Material provided -
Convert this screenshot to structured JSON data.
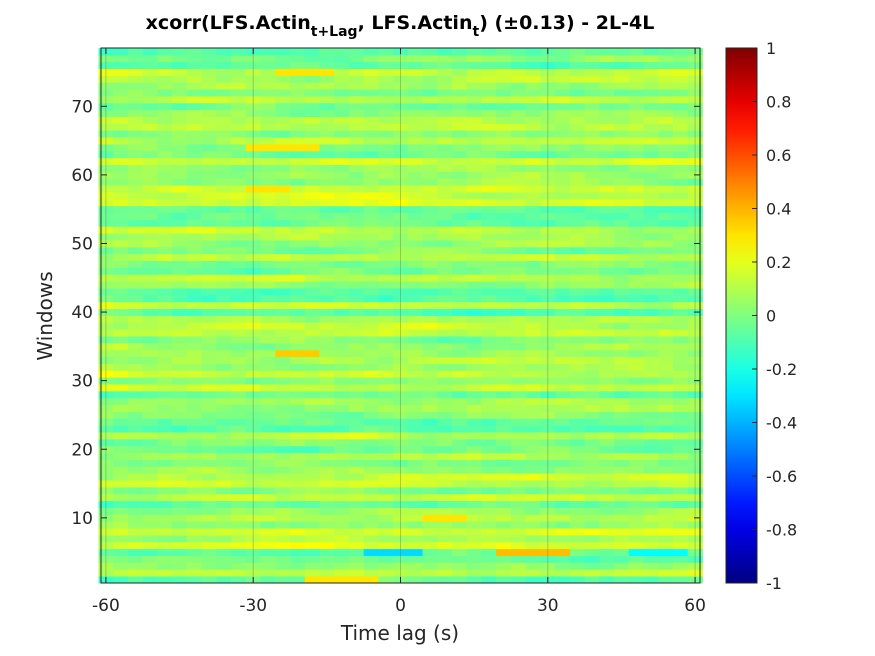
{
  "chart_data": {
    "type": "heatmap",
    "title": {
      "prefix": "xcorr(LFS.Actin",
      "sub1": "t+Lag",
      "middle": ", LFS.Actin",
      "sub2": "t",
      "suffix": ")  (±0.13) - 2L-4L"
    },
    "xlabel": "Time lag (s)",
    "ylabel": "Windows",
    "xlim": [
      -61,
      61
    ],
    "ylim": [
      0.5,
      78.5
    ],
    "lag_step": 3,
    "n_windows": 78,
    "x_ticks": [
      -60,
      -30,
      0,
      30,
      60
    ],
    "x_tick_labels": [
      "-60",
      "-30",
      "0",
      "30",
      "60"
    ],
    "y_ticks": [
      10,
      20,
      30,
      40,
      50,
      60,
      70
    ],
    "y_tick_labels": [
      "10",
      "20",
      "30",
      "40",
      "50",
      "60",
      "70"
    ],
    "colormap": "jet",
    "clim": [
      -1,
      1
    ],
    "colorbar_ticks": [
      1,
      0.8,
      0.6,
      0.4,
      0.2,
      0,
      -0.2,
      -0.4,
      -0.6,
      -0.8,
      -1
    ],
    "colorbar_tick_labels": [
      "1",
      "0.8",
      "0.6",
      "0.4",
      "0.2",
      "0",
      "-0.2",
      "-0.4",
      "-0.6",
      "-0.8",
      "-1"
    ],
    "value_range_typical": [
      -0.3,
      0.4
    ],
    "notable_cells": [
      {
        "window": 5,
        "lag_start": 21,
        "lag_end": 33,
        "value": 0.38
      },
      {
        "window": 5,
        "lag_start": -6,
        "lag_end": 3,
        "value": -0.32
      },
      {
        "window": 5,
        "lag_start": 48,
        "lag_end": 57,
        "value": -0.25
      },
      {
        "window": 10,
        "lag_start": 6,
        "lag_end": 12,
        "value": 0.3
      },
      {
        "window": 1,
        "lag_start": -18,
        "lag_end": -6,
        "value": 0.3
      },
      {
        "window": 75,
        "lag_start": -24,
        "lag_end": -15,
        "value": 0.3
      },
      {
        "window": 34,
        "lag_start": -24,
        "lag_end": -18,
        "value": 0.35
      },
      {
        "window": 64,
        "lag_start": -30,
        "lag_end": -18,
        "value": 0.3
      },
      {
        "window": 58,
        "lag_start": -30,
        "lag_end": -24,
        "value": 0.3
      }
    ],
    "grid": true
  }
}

Problem description -
Without the pictures, print the whole listing exactly as given.

Reply -
Convert this screenshot to structured JSON data.
{
  "chart_data": {
    "type": "heatmap",
    "title": {
      "prefix": "xcorr(LFS.Actin",
      "sub1": "t+Lag",
      "middle": ", LFS.Actin",
      "sub2": "t",
      "suffix": ")  (±0.13) - 2L-4L"
    },
    "xlabel": "Time lag (s)",
    "ylabel": "Windows",
    "xlim": [
      -61,
      61
    ],
    "ylim": [
      0.5,
      78.5
    ],
    "lag_step": 3,
    "n_windows": 78,
    "x_ticks": [
      -60,
      -30,
      0,
      30,
      60
    ],
    "x_tick_labels": [
      "-60",
      "-30",
      "0",
      "30",
      "60"
    ],
    "y_ticks": [
      10,
      20,
      30,
      40,
      50,
      60,
      70
    ],
    "y_tick_labels": [
      "10",
      "20",
      "30",
      "40",
      "50",
      "60",
      "70"
    ],
    "colormap": "jet",
    "clim": [
      -1,
      1
    ],
    "colorbar_ticks": [
      1,
      0.8,
      0.6,
      0.4,
      0.2,
      0,
      -0.2,
      -0.4,
      -0.6,
      -0.8,
      -1
    ],
    "colorbar_tick_labels": [
      "1",
      "0.8",
      "0.6",
      "0.4",
      "0.2",
      "0",
      "-0.2",
      "-0.4",
      "-0.6",
      "-0.8",
      "-1"
    ],
    "value_range_typical": [
      -0.3,
      0.4
    ],
    "notable_cells": [
      {
        "window": 5,
        "lag_start": 21,
        "lag_end": 33,
        "value": 0.38
      },
      {
        "window": 5,
        "lag_start": -6,
        "lag_end": 3,
        "value": -0.32
      },
      {
        "window": 5,
        "lag_start": 48,
        "lag_end": 57,
        "value": -0.25
      },
      {
        "window": 10,
        "lag_start": 6,
        "lag_end": 12,
        "value": 0.3
      },
      {
        "window": 1,
        "lag_start": -18,
        "lag_end": -6,
        "value": 0.3
      },
      {
        "window": 75,
        "lag_start": -24,
        "lag_end": -15,
        "value": 0.3
      },
      {
        "window": 34,
        "lag_start": -24,
        "lag_end": -18,
        "value": 0.35
      },
      {
        "window": 64,
        "lag_start": -30,
        "lag_end": -18,
        "value": 0.3
      },
      {
        "window": 58,
        "lag_start": -30,
        "lag_end": -24,
        "value": 0.3
      }
    ],
    "grid": true
  }
}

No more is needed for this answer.